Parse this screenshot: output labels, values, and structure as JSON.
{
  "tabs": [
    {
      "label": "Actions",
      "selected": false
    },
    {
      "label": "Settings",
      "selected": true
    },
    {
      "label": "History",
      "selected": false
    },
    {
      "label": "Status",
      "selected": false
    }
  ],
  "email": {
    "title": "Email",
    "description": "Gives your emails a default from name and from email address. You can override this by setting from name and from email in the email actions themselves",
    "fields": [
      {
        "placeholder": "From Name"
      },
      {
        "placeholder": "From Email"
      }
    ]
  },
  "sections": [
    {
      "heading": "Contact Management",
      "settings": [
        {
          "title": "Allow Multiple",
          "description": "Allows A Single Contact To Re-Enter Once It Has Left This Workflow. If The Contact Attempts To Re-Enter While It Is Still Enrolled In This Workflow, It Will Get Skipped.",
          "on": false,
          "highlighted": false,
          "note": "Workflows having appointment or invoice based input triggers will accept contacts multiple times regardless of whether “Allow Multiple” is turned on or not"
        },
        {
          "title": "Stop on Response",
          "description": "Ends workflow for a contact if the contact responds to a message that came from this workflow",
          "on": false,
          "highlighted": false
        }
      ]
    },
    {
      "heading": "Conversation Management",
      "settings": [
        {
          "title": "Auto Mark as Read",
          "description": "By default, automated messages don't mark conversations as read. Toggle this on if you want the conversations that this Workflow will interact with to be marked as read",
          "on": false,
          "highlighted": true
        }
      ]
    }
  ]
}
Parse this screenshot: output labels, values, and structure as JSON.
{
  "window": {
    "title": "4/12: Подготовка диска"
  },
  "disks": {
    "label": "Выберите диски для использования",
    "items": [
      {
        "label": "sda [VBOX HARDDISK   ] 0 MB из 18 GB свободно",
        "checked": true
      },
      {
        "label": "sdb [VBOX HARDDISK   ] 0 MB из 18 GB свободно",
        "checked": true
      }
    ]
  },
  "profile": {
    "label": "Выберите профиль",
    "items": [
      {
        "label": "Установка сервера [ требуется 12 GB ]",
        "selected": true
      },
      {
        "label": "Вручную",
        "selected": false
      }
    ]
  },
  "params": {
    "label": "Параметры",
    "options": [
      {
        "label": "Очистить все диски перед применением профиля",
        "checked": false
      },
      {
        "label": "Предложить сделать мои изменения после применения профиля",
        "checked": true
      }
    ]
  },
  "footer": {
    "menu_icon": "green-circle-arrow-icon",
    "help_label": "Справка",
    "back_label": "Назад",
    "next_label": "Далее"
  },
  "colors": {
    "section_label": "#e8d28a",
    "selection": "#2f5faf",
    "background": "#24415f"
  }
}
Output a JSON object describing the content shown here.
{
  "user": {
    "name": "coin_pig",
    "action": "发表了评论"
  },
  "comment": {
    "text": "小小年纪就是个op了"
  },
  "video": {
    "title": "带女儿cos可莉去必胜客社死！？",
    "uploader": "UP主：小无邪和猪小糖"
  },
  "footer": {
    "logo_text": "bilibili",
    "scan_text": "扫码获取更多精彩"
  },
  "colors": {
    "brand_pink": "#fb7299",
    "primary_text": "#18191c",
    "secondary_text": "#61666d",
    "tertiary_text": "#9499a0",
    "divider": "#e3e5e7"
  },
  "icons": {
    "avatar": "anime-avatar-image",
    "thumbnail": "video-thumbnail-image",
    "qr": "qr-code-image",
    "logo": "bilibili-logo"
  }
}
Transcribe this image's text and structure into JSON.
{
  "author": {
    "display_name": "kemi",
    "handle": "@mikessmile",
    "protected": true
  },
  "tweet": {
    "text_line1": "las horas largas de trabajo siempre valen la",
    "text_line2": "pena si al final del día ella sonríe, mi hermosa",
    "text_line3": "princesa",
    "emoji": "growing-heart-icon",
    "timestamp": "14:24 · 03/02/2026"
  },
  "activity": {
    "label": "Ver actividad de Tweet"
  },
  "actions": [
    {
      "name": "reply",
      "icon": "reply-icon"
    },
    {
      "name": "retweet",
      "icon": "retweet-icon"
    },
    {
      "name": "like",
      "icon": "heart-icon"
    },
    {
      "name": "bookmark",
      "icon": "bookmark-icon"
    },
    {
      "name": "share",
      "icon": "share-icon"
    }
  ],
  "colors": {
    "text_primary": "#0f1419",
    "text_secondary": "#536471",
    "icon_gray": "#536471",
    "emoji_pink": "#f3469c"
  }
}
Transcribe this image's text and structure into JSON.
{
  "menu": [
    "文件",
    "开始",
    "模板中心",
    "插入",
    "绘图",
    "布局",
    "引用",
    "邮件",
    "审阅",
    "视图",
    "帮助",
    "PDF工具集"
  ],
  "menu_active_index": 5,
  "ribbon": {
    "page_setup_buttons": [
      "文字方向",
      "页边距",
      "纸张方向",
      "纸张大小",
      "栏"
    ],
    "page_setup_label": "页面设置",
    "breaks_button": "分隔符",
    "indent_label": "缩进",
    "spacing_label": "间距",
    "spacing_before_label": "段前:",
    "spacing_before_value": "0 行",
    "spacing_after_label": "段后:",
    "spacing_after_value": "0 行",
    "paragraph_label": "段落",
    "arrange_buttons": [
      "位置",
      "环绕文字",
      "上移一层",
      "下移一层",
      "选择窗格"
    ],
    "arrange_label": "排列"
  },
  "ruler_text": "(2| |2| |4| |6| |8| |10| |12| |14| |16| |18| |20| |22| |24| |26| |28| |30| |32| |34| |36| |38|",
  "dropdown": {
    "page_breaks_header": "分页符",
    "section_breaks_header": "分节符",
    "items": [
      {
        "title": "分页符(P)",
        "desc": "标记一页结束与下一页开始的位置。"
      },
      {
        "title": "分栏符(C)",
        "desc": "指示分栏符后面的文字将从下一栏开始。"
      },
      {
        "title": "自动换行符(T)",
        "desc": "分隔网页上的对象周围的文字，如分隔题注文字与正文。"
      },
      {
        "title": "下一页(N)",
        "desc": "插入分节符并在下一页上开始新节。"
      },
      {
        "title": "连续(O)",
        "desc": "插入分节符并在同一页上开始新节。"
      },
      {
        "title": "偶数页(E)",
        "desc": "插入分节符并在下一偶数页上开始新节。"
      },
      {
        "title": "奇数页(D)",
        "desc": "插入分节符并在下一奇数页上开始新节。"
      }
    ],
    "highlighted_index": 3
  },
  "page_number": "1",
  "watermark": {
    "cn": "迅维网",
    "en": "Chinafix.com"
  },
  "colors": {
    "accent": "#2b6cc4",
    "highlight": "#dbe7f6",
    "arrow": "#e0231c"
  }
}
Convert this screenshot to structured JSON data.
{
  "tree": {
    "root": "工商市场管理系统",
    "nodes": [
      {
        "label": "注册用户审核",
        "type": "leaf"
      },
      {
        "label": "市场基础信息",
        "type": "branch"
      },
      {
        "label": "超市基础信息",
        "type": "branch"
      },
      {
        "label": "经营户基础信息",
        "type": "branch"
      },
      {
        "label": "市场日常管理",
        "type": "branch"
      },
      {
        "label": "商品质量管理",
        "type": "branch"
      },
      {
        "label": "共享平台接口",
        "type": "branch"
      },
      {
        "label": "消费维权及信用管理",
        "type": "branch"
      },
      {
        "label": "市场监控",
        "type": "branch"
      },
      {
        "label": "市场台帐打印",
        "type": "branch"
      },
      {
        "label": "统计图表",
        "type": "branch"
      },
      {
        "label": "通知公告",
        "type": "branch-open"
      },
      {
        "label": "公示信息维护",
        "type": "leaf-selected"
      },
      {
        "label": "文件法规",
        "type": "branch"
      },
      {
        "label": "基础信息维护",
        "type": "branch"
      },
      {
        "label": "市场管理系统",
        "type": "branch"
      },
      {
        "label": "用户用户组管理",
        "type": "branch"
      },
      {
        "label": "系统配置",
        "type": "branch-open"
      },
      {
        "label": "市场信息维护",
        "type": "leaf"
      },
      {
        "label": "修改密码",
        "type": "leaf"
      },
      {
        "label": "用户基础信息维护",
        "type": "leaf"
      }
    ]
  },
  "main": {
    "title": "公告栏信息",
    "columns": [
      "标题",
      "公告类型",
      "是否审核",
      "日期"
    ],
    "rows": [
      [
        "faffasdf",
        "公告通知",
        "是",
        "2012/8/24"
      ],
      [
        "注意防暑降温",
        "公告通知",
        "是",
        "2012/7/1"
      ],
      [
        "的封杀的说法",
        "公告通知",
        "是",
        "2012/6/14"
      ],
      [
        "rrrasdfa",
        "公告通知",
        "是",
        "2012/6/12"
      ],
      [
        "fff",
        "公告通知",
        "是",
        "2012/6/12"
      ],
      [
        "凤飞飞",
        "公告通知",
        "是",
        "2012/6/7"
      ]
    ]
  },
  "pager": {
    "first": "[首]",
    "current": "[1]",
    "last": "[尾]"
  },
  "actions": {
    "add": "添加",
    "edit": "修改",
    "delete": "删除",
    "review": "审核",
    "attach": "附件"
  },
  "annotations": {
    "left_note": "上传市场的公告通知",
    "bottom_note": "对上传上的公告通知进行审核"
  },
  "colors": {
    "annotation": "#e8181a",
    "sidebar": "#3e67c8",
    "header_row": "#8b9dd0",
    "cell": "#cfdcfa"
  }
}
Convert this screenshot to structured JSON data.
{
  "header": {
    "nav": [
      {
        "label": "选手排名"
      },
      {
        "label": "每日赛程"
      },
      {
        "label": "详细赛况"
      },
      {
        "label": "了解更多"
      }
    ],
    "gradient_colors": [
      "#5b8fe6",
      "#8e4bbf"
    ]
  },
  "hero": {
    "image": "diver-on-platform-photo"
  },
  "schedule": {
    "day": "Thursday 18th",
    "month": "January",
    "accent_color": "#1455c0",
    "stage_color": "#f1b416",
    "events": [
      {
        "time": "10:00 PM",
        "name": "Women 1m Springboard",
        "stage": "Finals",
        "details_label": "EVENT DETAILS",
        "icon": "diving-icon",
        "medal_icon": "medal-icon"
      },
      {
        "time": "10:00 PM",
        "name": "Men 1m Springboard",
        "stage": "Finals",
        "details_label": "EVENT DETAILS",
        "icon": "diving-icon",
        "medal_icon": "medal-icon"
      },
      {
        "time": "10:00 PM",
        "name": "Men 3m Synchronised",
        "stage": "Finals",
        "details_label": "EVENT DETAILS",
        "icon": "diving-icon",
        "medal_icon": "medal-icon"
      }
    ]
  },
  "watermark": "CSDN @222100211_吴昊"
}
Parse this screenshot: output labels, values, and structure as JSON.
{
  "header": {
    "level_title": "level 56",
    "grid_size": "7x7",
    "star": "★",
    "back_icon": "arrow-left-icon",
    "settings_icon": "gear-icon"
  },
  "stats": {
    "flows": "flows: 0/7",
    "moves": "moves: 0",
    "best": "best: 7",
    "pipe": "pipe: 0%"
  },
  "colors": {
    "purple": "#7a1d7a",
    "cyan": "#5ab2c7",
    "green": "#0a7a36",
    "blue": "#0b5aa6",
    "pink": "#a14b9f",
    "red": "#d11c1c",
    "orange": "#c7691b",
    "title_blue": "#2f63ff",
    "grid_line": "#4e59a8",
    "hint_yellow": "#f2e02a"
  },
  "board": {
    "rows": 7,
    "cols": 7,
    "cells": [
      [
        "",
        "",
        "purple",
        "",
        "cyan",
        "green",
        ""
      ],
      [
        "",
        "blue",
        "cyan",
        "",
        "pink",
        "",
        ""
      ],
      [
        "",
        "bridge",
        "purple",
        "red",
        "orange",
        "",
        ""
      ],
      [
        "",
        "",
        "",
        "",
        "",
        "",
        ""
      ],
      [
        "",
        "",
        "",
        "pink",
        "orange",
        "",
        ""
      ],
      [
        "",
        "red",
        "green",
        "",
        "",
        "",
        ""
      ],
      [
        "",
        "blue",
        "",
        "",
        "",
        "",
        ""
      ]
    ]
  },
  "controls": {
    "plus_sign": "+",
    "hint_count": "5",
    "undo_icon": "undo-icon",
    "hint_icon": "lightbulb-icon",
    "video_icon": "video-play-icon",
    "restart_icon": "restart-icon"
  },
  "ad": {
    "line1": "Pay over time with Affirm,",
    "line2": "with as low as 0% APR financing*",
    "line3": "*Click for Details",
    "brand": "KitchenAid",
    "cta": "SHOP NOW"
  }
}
•••
What the task asks:
Pull out every line of the records that includes the string "профиля".

The solution:
        "label": "Очистить все диски перед применением профиля",
        "label": "Предложить сделать мои изменения после применения профиля",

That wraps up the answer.